— INSTRUCTIONS —
1 > According to the discussion about laptops and Windows, what is the default spin speed for laptop hard drives?
2 > Pick up the discussion about laptops and Windows after its last post and continue it.

──────── SELECTED TEXT ────────

I settled for far less than I could have gotten in terms of HD space largely because I wanted to increase the speed while still buying off the rack. The default spin speed for laptop HDs is 5400 RPM, with 7200 RPM also being available but significantly harder to find in sizes of 1 TB and up. On the old laptop CPU speed was the main constraint on my CPU hogs, but I sensed that disk speed was a significant factor whenever the files being worked on were large. 750 GB with 7200 RPM was pretty much the largest HD I could find without custom-ordering and also without accepting compromises in terms of screen quality and CPU speed.
My first priority after I got the new Asus was moving the CPU hogs over from the old laptop. I still haven't gotten any of them to break through 45% CPU usage (on the old laptop they routinely went up to 100%, which meant that if I wanted the system to remain responsive, I had to set them to launch at lower-than-normal priority--start /wait /belownormal and all that). I think the main performance constraint is now disk speed rather than CPU speed or memory.
I refuse to use newer Windows until the interface for Windows is improved. Vista and 7 are too Mac-like for me to handle. (I 99.9% of the time use XPs. My college until recently had 95s, 98s, 2000s and MEs running around. Most of the campus is XP, some Vistas. No 7s.
Adam, It isn't going to get any better.
I get arguments from friends when I say this, but I wish XP had never been superceded. I just don't like Vista and 7. I can't really put my finger on why; maybe it's what Roadgeek Adam said.
I use XP on an older computer and Vista on my newer one, and will soon have to get used to 7 at work. My reason for disliking Vista is that I can't get older games to even start on it, even in the various compatibility modes, but they run just fine on XP (which is a problem because the newer computer can better handle games than the older one). Given that there are few new PC games that interest me these days, I will try and keep the older XP computer running as long as possible.

──────── PROVIDED DATA ────────

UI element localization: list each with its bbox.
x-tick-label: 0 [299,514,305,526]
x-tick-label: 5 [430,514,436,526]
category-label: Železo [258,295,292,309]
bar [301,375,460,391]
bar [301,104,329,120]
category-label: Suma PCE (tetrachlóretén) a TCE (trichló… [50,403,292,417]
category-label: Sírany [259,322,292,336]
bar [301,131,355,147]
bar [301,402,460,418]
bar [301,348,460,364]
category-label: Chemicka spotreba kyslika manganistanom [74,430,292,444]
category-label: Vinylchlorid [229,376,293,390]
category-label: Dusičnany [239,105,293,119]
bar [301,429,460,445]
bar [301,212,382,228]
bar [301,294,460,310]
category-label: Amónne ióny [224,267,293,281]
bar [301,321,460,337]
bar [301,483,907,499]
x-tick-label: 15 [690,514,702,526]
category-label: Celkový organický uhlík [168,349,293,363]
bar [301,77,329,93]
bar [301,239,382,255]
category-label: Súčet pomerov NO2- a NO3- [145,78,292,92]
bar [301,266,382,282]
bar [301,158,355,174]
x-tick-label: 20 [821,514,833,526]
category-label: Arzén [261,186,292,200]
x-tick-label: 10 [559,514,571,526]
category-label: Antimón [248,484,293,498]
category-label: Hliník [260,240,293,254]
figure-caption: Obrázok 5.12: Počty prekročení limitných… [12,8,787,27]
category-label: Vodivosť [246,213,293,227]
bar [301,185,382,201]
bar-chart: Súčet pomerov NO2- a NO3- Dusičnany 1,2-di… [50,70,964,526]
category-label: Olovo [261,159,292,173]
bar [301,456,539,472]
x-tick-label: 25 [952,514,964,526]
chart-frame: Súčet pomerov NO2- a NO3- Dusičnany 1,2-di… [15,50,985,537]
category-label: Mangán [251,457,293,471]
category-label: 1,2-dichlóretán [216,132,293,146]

────────

— RESULTS FOR EACH TASK —
1 > 5400 RPM

2 >
I use 7 and XP fairly interchangeably (probably 60/40 in favor of 7), and honestly except in really technical circumstances (like trying to start old games!) I can't really even tell the difference anymore.
I remember seeing talk somewhere on a Microsoft website of restoring much-liked Windows XP features "when the architecture and security model permit"--both the premise and its qualification are very telling about how Windows 7 compares with XP.
I don't think, though, that Windows 7 is like Macworld. Yes, the desktop is broken out as a separate entity in both versions of the task switcher, single-document interfaces are the norm rather than the exception (though Firefox manages to hold on to a multiple-tab interface), and directory navigation in the Windows Explorer file chooser and in file save/open dialog boxes has been made more Mac-like, but it is still recognizable as Windows and nearly all of the standard keystroke shortcuts and "tricks" for selecting items still work.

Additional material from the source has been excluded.